- GOAL OF THE EXERCISE
Could you repeat the rsync backups column from "More than one" up to and including "and more secure.", renaming "LAN" to "local network" each time it appears?

- DOCUMENT EXCERPT
------

CLI Magic: rsync for backups

89

Author: Joe Barr

More than one crusty old geek has suggested that we do a CLI Magic
on using rsync. Ever
attentive to COGs, we’ve finally acted on those suggestions. In
particular, we’ll use it and ssh to do secure backups over a LAN,
just as someone with multiple machines on a LAN at home or in a
small business might want to do. Remember, rsync runs from the
command line, so bust open a console and let’s get started.There are eight different ways to use rsync, and far too much
functionality to cover in a brief column. We’re going to focus on
just one usage of this fine tool: bringing a set of files on one
machine into sync with the same set of files on another. Backing
them up without the need to transfer anything but the differences
between them. It’s a modern-day version of rcp: but it’s faster,
smarter, and more secure.

For our purposes, we’ll assume that there are only two machines
on the LAN. We’ll call the first one desktop and the second server.

------

- GIVEN MATERIAL
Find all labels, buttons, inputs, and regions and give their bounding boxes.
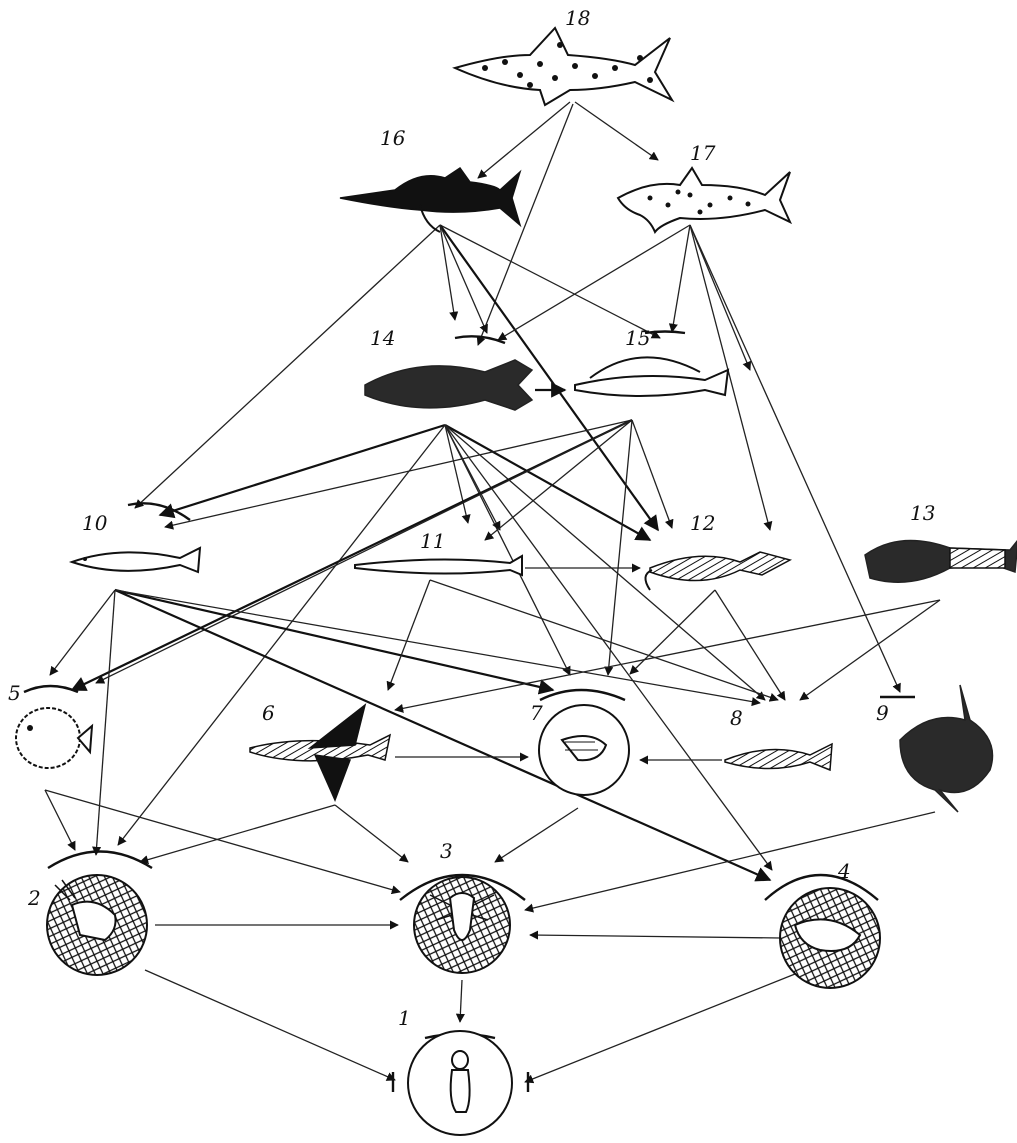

------

- EXPECTED ANSWER
More than one crusty old geek has suggested that we do a CLI Magic
on using rsync. Ever
attentive to COGs, we’ve finally acted on those suggestions. In
particular, we’ll use it and ssh to do secure backups over a local network,
just as someone with multiple machines on a local network at home or in a
small business might want to do. Remember, rsync runs from the
command line, so bust open a console and let’s get started.There are eight different ways to use rsync, and far too much
functionality to cover in a brief column. We’re going to focus on
just one usage of this fine tool: bringing a set of files on one
machine into sync with the same set of files on another. Backing
them up without the need to transfer anything but the differences
between them. It’s a modern-day version of rcp: but it’s faster,
smarter, and more secure.